Your task —
Without the images, print all the entries below exactly as given.

BEGIN Source data

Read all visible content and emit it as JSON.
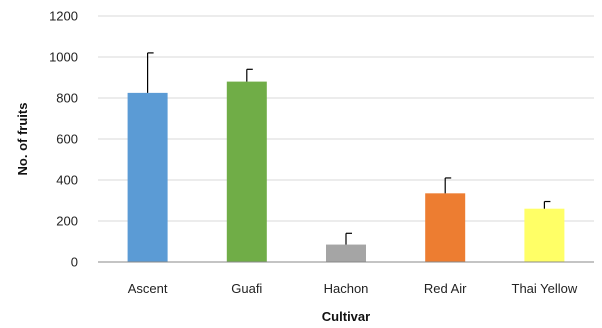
{
  "chart_data": {
    "type": "bar",
    "title": "",
    "xlabel": "Cultivar",
    "ylabel": "No. of fruits",
    "ylim": [
      0,
      1200
    ],
    "yticks": [
      0,
      200,
      400,
      600,
      800,
      1000,
      1200
    ],
    "grid": true,
    "legend": "none",
    "categories": [
      "Ascent",
      "Guafi",
      "Hachon",
      "Red Air",
      "Thai Yellow"
    ],
    "values": [
      825,
      880,
      85,
      335,
      260
    ],
    "error": [
      195,
      60,
      55,
      75,
      35
    ],
    "colors": [
      "#5b9bd5",
      "#70ad47",
      "#a5a5a5",
      "#ed7d31",
      "#ffff66"
    ]
  }
}
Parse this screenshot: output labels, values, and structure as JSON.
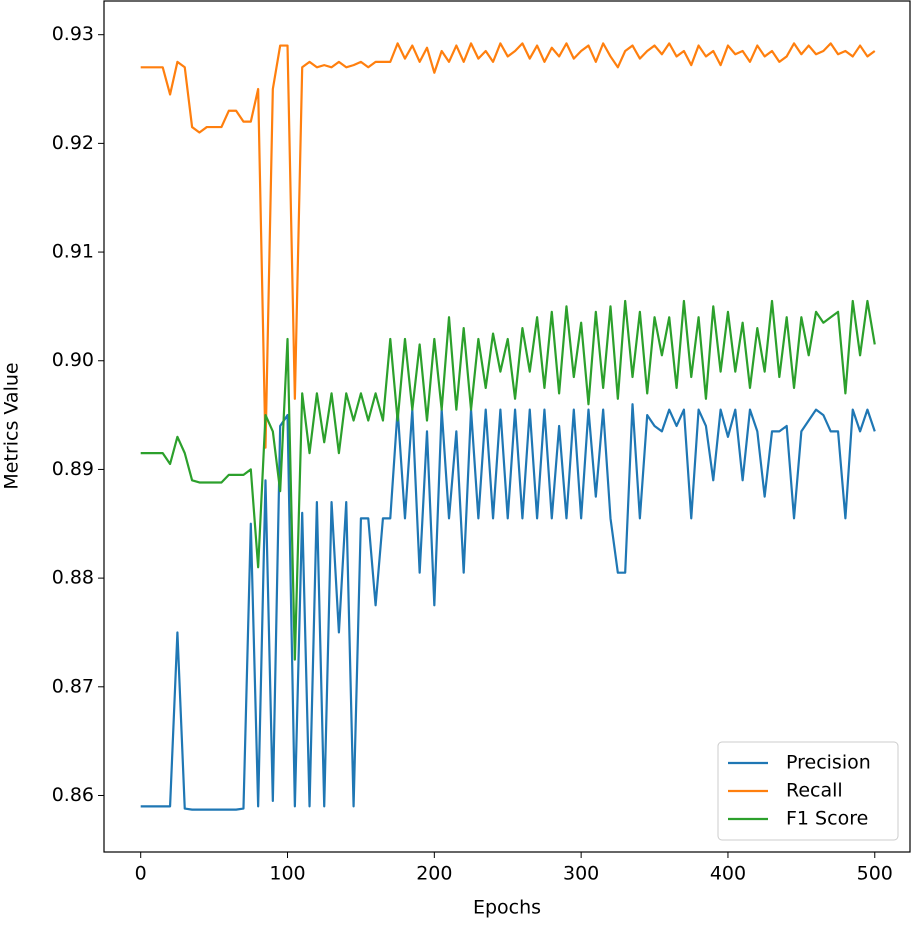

END Source data

Completed task —
Read all visible content and emit it as JSON.
{
  "chart_data": {
    "type": "bar",
    "title": "",
    "xlabel": "Cultivar",
    "ylabel": "No. of fruits",
    "ylim": [
      0,
      1200
    ],
    "yticks": [
      0,
      200,
      400,
      600,
      800,
      1000,
      1200
    ],
    "grid": true,
    "legend": "none",
    "categories": [
      "Ascent",
      "Guafi",
      "Hachon",
      "Red Air",
      "Thai Yellow"
    ],
    "values": [
      825,
      880,
      85,
      335,
      260
    ],
    "error": [
      195,
      60,
      55,
      75,
      35
    ],
    "colors": [
      "#5b9bd5",
      "#70ad47",
      "#a5a5a5",
      "#ed7d31",
      "#ffff66"
    ]
  }
}
Parse this screenshot: output labels, values, and structure as JSON.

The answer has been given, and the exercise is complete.